> WHAT YOU NEED TO DO
An exact copy of all the data is required, with pictures left out.

> DATA PROVIDED

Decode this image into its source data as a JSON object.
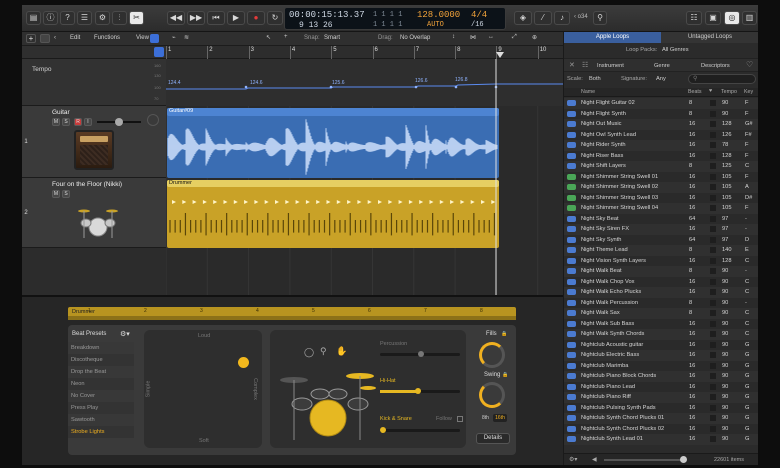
{
  "control_bar": {
    "lcd": {
      "position_time": "00:00:15:13.37",
      "position_bars": "9  13  26",
      "bar_beat_top": "1  1  1  1",
      "bar_beat_bottom": "1  1  1  1",
      "tempo": "128.0000",
      "tempo_mode": "AUTO",
      "signature": "4/4",
      "division": "/16"
    },
    "project_label": "‹ o34"
  },
  "track_toolbar": {
    "edit": "Edit",
    "functions": "Functions",
    "view": "View",
    "snap_label": "Snap:",
    "snap_value": "Smart",
    "drag_label": "Drag:",
    "drag_value": "No Overlap"
  },
  "ruler": {
    "bars": [
      "1",
      "2",
      "3",
      "4",
      "5",
      "6",
      "7",
      "8",
      "9",
      "10"
    ]
  },
  "tempo_track": {
    "label": "Tempo",
    "values": [
      "124.4",
      "124.6",
      "125.6",
      "126.6",
      "126.8"
    ],
    "scale": [
      "160",
      "130",
      "100",
      "70"
    ]
  },
  "tracks": [
    {
      "number": "1",
      "name": "Guitar",
      "region": "Guitar#09",
      "color": "#3a6db3"
    },
    {
      "number": "2",
      "name": "Four on the Floor (Nikki)",
      "region": "Drummer",
      "color": "#c9a227"
    }
  ],
  "buttons": {
    "m": "M",
    "s": "S",
    "r": "R",
    "i": "I"
  },
  "loops_browser": {
    "tabs": [
      "Apple Loops",
      "Untagged Loops"
    ],
    "loop_packs_label": "Loop Packs:",
    "loop_packs_value": "All Genres",
    "category_tabs": [
      "Instrument",
      "Genre",
      "Descriptors"
    ],
    "scale_label": "Scale:",
    "scale_value": "Both",
    "signature_label": "Signature:",
    "signature_value": "Any",
    "columns": {
      "name": "Name",
      "beats": "Beats",
      "tempo": "Tempo",
      "key": "Key"
    },
    "items_count": "22601 items",
    "rows": [
      {
        "name": "Night Flight Guitar 02",
        "beats": "8",
        "tempo": "90",
        "key": "F",
        "type": "audio"
      },
      {
        "name": "Night Flight Synth",
        "beats": "8",
        "tempo": "90",
        "key": "F",
        "type": "audio"
      },
      {
        "name": "Night Out Music",
        "beats": "16",
        "tempo": "128",
        "key": "G#",
        "type": "audio"
      },
      {
        "name": "Night Owl Synth Lead",
        "beats": "16",
        "tempo": "126",
        "key": "F#",
        "type": "audio"
      },
      {
        "name": "Night Rider Synth",
        "beats": "16",
        "tempo": "78",
        "key": "F",
        "type": "audio"
      },
      {
        "name": "Night Riser Bass",
        "beats": "16",
        "tempo": "128",
        "key": "F",
        "type": "audio"
      },
      {
        "name": "Night Shift Layers",
        "beats": "8",
        "tempo": "125",
        "key": "C",
        "type": "audio"
      },
      {
        "name": "Night Shimmer String Swell 01",
        "beats": "16",
        "tempo": "105",
        "key": "F",
        "type": "midi"
      },
      {
        "name": "Night Shimmer String Swell 02",
        "beats": "16",
        "tempo": "105",
        "key": "A",
        "type": "midi"
      },
      {
        "name": "Night Shimmer String Swell 03",
        "beats": "16",
        "tempo": "105",
        "key": "D#",
        "type": "midi"
      },
      {
        "name": "Night Shimmer String Swell 04",
        "beats": "16",
        "tempo": "105",
        "key": "F",
        "type": "midi"
      },
      {
        "name": "Night Sky Beat",
        "beats": "64",
        "tempo": "97",
        "key": "-",
        "type": "audio"
      },
      {
        "name": "Night Sky Siren FX",
        "beats": "16",
        "tempo": "97",
        "key": "-",
        "type": "audio"
      },
      {
        "name": "Night Sky Synth",
        "beats": "64",
        "tempo": "97",
        "key": "D",
        "type": "audio"
      },
      {
        "name": "Night Theme Lead",
        "beats": "8",
        "tempo": "140",
        "key": "E",
        "type": "audio"
      },
      {
        "name": "Night Vision Synth Layers",
        "beats": "16",
        "tempo": "128",
        "key": "C",
        "type": "audio"
      },
      {
        "name": "Night Walk Beat",
        "beats": "8",
        "tempo": "90",
        "key": "-",
        "type": "audio"
      },
      {
        "name": "Night Walk Chop Vox",
        "beats": "16",
        "tempo": "90",
        "key": "C",
        "type": "audio"
      },
      {
        "name": "Night Walk Echo Plucks",
        "beats": "16",
        "tempo": "90",
        "key": "C",
        "type": "audio"
      },
      {
        "name": "Night Walk Percussion",
        "beats": "8",
        "tempo": "90",
        "key": "-",
        "type": "audio"
      },
      {
        "name": "Night Walk Sax",
        "beats": "8",
        "tempo": "90",
        "key": "C",
        "type": "audio"
      },
      {
        "name": "Night Walk Sub Bass",
        "beats": "16",
        "tempo": "90",
        "key": "C",
        "type": "audio"
      },
      {
        "name": "Night Walk Synth Chords",
        "beats": "16",
        "tempo": "90",
        "key": "C",
        "type": "audio"
      },
      {
        "name": "Nightclub Acoustic guitar",
        "beats": "16",
        "tempo": "90",
        "key": "G",
        "type": "audio"
      },
      {
        "name": "Nightclub Electric Bass",
        "beats": "16",
        "tempo": "90",
        "key": "G",
        "type": "audio"
      },
      {
        "name": "Nightclub Marimba",
        "beats": "16",
        "tempo": "90",
        "key": "G",
        "type": "audio"
      },
      {
        "name": "Nightclub Piano Block Chords",
        "beats": "16",
        "tempo": "90",
        "key": "G",
        "type": "audio"
      },
      {
        "name": "Nightclub Piano Lead",
        "beats": "16",
        "tempo": "90",
        "key": "G",
        "type": "audio"
      },
      {
        "name": "Nightclub Piano Riff",
        "beats": "16",
        "tempo": "90",
        "key": "G",
        "type": "audio"
      },
      {
        "name": "Nightclub Pulsing Synth Pads",
        "beats": "16",
        "tempo": "90",
        "key": "G",
        "type": "audio"
      },
      {
        "name": "Nightclub Synth Chord Plucks 01",
        "beats": "16",
        "tempo": "90",
        "key": "G",
        "type": "audio"
      },
      {
        "name": "Nightclub Synth Chord Plucks 02",
        "beats": "16",
        "tempo": "90",
        "key": "G",
        "type": "audio"
      },
      {
        "name": "Nightclub Synth Lead 01",
        "beats": "16",
        "tempo": "90",
        "key": "G",
        "type": "audio"
      }
    ]
  },
  "drummer_editor": {
    "region_label": "Drummer",
    "ruler": [
      "1",
      "2",
      "3",
      "4",
      "5",
      "6",
      "7",
      "8"
    ],
    "beat_presets_label": "Beat Presets",
    "presets": [
      "Breakdown",
      "Discotheque",
      "Drop the Beat",
      "Neon",
      "No Cover",
      "Press Play",
      "Sawtooth",
      "Strobe Lights"
    ],
    "selected_preset": "Strobe Lights",
    "xy_labels": {
      "loud": "Loud",
      "soft": "Soft",
      "simple": "Simple",
      "complex": "Complex"
    },
    "percussion": "Percussion",
    "hi_hat": "Hi-Hat",
    "kick_snare": "Kick & Snare",
    "follow": "Follow",
    "fills": "Fills",
    "swing": "Swing",
    "eighth": "8th",
    "sixteenth": "16th",
    "details": "Details"
  },
  "colors": {
    "accent_blue": "#4b7bd1",
    "drummer_yellow": "#c9a227",
    "knob_orange": "#f0b020"
  }
}
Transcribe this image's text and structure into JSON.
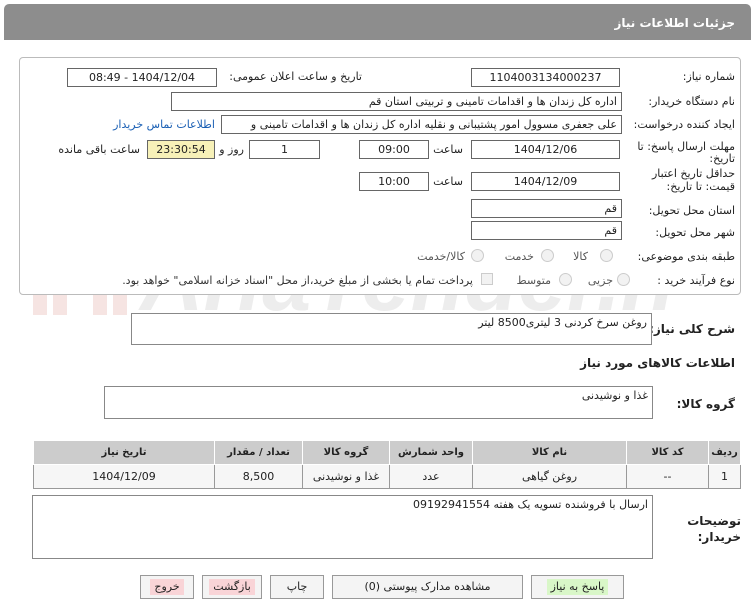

> RESULT FOR THIS EXERCISE
Decode this image into its source data as a JSON object.
{
  "control_bar": {
    "lcd": {
      "position_time": "00:00:15:13.37",
      "position_bars": "9  13  26",
      "bar_beat_top": "1  1  1  1",
      "bar_beat_bottom": "1  1  1  1",
      "tempo": "128.0000",
      "tempo_mode": "AUTO",
      "signature": "4/4",
      "division": "/16"
    },
    "project_label": "‹ o34"
  },
  "track_toolbar": {
    "edit": "Edit",
    "functions": "Functions",
    "view": "View",
    "snap_label": "Snap:",
    "snap_value": "Smart",
    "drag_label": "Drag:",
    "drag_value": "No Overlap"
  },
  "ruler": {
    "bars": [
      "1",
      "2",
      "3",
      "4",
      "5",
      "6",
      "7",
      "8",
      "9",
      "10"
    ]
  },
  "tempo_track": {
    "label": "Tempo",
    "values": [
      "124.4",
      "124.6",
      "125.6",
      "126.6",
      "126.8"
    ],
    "scale": [
      "160",
      "130",
      "100",
      "70"
    ]
  },
  "tracks": [
    {
      "number": "1",
      "name": "Guitar",
      "region": "Guitar#09",
      "color": "#3a6db3"
    },
    {
      "number": "2",
      "name": "Four on the Floor (Nikki)",
      "region": "Drummer",
      "color": "#c9a227"
    }
  ],
  "buttons": {
    "m": "M",
    "s": "S",
    "r": "R",
    "i": "I"
  },
  "loops_browser": {
    "tabs": [
      "Apple Loops",
      "Untagged Loops"
    ],
    "loop_packs_label": "Loop Packs:",
    "loop_packs_value": "All Genres",
    "category_tabs": [
      "Instrument",
      "Genre",
      "Descriptors"
    ],
    "scale_label": "Scale:",
    "scale_value": "Both",
    "signature_label": "Signature:",
    "signature_value": "Any",
    "columns": {
      "name": "Name",
      "beats": "Beats",
      "tempo": "Tempo",
      "key": "Key"
    },
    "items_count": "22601 items",
    "rows": [
      {
        "name": "Night Flight Guitar 02",
        "beats": "8",
        "tempo": "90",
        "key": "F",
        "type": "audio"
      },
      {
        "name": "Night Flight Synth",
        "beats": "8",
        "tempo": "90",
        "key": "F",
        "type": "audio"
      },
      {
        "name": "Night Out Music",
        "beats": "16",
        "tempo": "128",
        "key": "G#",
        "type": "audio"
      },
      {
        "name": "Night Owl Synth Lead",
        "beats": "16",
        "tempo": "126",
        "key": "F#",
        "type": "audio"
      },
      {
        "name": "Night Rider Synth",
        "beats": "16",
        "tempo": "78",
        "key": "F",
        "type": "audio"
      },
      {
        "name": "Night Riser Bass",
        "beats": "16",
        "tempo": "128",
        "key": "F",
        "type": "audio"
      },
      {
        "name": "Night Shift Layers",
        "beats": "8",
        "tempo": "125",
        "key": "C",
        "type": "audio"
      },
      {
        "name": "Night Shimmer String Swell 01",
        "beats": "16",
        "tempo": "105",
        "key": "F",
        "type": "midi"
      },
      {
        "name": "Night Shimmer String Swell 02",
        "beats": "16",
        "tempo": "105",
        "key": "A",
        "type": "midi"
      },
      {
        "name": "Night Shimmer String Swell 03",
        "beats": "16",
        "tempo": "105",
        "key": "D#",
        "type": "midi"
      },
      {
        "name": "Night Shimmer String Swell 04",
        "beats": "16",
        "tempo": "105",
        "key": "F",
        "type": "midi"
      },
      {
        "name": "Night Sky Beat",
        "beats": "64",
        "tempo": "97",
        "key": "-",
        "type": "audio"
      },
      {
        "name": "Night Sky Siren FX",
        "beats": "16",
        "tempo": "97",
        "key": "-",
        "type": "audio"
      },
      {
        "name": "Night Sky Synth",
        "beats": "64",
        "tempo": "97",
        "key": "D",
        "type": "audio"
      },
      {
        "name": "Night Theme Lead",
        "beats": "8",
        "tempo": "140",
        "key": "E",
        "type": "audio"
      },
      {
        "name": "Night Vision Synth Layers",
        "beats": "16",
        "tempo": "128",
        "key": "C",
        "type": "audio"
      },
      {
        "name": "Night Walk Beat",
        "beats": "8",
        "tempo": "90",
        "key": "-",
        "type": "audio"
      },
      {
        "name": "Night Walk Chop Vox",
        "beats": "16",
        "tempo": "90",
        "key": "C",
        "type": "audio"
      },
      {
        "name": "Night Walk Echo Plucks",
        "beats": "16",
        "tempo": "90",
        "key": "C",
        "type": "audio"
      },
      {
        "name": "Night Walk Percussion",
        "beats": "8",
        "tempo": "90",
        "key": "-",
        "type": "audio"
      },
      {
        "name": "Night Walk Sax",
        "beats": "8",
        "tempo": "90",
        "key": "C",
        "type": "audio"
      },
      {
        "name": "Night Walk Sub Bass",
        "beats": "16",
        "tempo": "90",
        "key": "C",
        "type": "audio"
      },
      {
        "name": "Night Walk Synth Chords",
        "beats": "16",
        "tempo": "90",
        "key": "C",
        "type": "audio"
      },
      {
        "name": "Nightclub Acoustic guitar",
        "beats": "16",
        "tempo": "90",
        "key": "G",
        "type": "audio"
      },
      {
        "name": "Nightclub Electric Bass",
        "beats": "16",
        "tempo": "90",
        "key": "G",
        "type": "audio"
      },
      {
        "name": "Nightclub Marimba",
        "beats": "16",
        "tempo": "90",
        "key": "G",
        "type": "audio"
      },
      {
        "name": "Nightclub Piano Block Chords",
        "beats": "16",
        "tempo": "90",
        "key": "G",
        "type": "audio"
      },
      {
        "name": "Nightclub Piano Lead",
        "beats": "16",
        "tempo": "90",
        "key": "G",
        "type": "audio"
      },
      {
        "name": "Nightclub Piano Riff",
        "beats": "16",
        "tempo": "90",
        "key": "G",
        "type": "audio"
      },
      {
        "name": "Nightclub Pulsing Synth Pads",
        "beats": "16",
        "tempo": "90",
        "key": "G",
        "type": "audio"
      },
      {
        "name": "Nightclub Synth Chord Plucks 01",
        "beats": "16",
        "tempo": "90",
        "key": "G",
        "type": "audio"
      },
      {
        "name": "Nightclub Synth Chord Plucks 02",
        "beats": "16",
        "tempo": "90",
        "key": "G",
        "type": "audio"
      },
      {
        "name": "Nightclub Synth Lead 01",
        "beats": "16",
        "tempo": "90",
        "key": "G",
        "type": "audio"
      }
    ]
  },
  "drummer_editor": {
    "region_label": "Drummer",
    "ruler": [
      "1",
      "2",
      "3",
      "4",
      "5",
      "6",
      "7",
      "8"
    ],
    "beat_presets_label": "Beat Presets",
    "presets": [
      "Breakdown",
      "Discotheque",
      "Drop the Beat",
      "Neon",
      "No Cover",
      "Press Play",
      "Sawtooth",
      "Strobe Lights"
    ],
    "selected_preset": "Strobe Lights",
    "xy_labels": {
      "loud": "Loud",
      "soft": "Soft",
      "simple": "Simple",
      "complex": "Complex"
    },
    "percussion": "Percussion",
    "hi_hat": "Hi-Hat",
    "kick_snare": "Kick & Snare",
    "follow": "Follow",
    "fills": "Fills",
    "swing": "Swing",
    "eighth": "8th",
    "sixteenth": "16th",
    "details": "Details"
  },
  "colors": {
    "accent_blue": "#4b7bd1",
    "drummer_yellow": "#c9a227",
    "knob_orange": "#f0b020"
  }
}
Transcribe this image's text and structure into JSON.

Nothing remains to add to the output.